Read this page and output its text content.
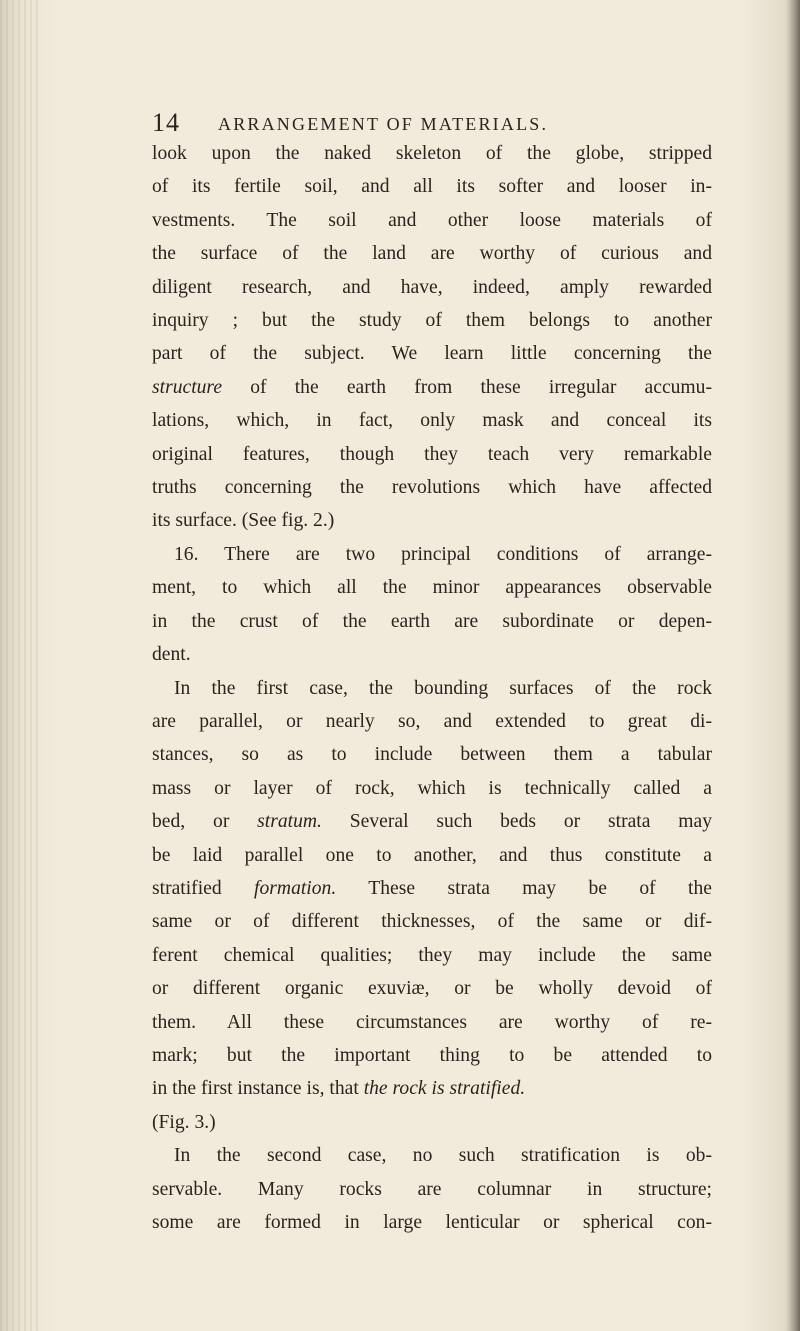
14 ARRANGEMENT OF MATERIALS.
look upon the naked skeleton of the globe, stripped
of its fertile soil, and all its softer and looser in-
vestments. The soil and other loose materials of
the surface of the land are worthy of curious and
diligent research, and have, indeed, amply rewarded
inquiry ; but the study of them belongs to another
part of the subject. We learn little concerning the
structure of the earth from these irregular accumu-
lations, which, in fact, only mask and conceal its
original features, though they teach very remarkable
truths concerning the revolutions which have affected
its surface. (See fig. 2.)
16. There are two principal conditions of arrange-
ment, to which all the minor appearances observable
in the crust of the earth are subordinate or depen-
dent.
In the first case, the bounding surfaces of the rock
are parallel, or nearly so, and extended to great di-
stances, so as to include between them a tabular
mass or layer of rock, which is technically called a
bed, or stratum. Several such beds or strata may
be laid parallel one to another, and thus constitute a
stratified formation. These strata may be of the
same or of different thicknesses, of the same or dif-
ferent chemical qualities; they may include the same
or different organic exuviæ, or be wholly devoid of
them. All these circumstances are worthy of re-
mark; but the important thing to be attended to
in the first instance is, that the rock is stratified.
(Fig. 3.)
In the second case, no such stratification is ob-
servable. Many rocks are columnar in structure;
some are formed in large lenticular or spherical con-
^^^^
• _Aim_
Search the data for the string "include" and copy each line where it appears.

• _Response to this exercise_
stances, so as to include between them a tabular
ferent chemical qualities; they may include the same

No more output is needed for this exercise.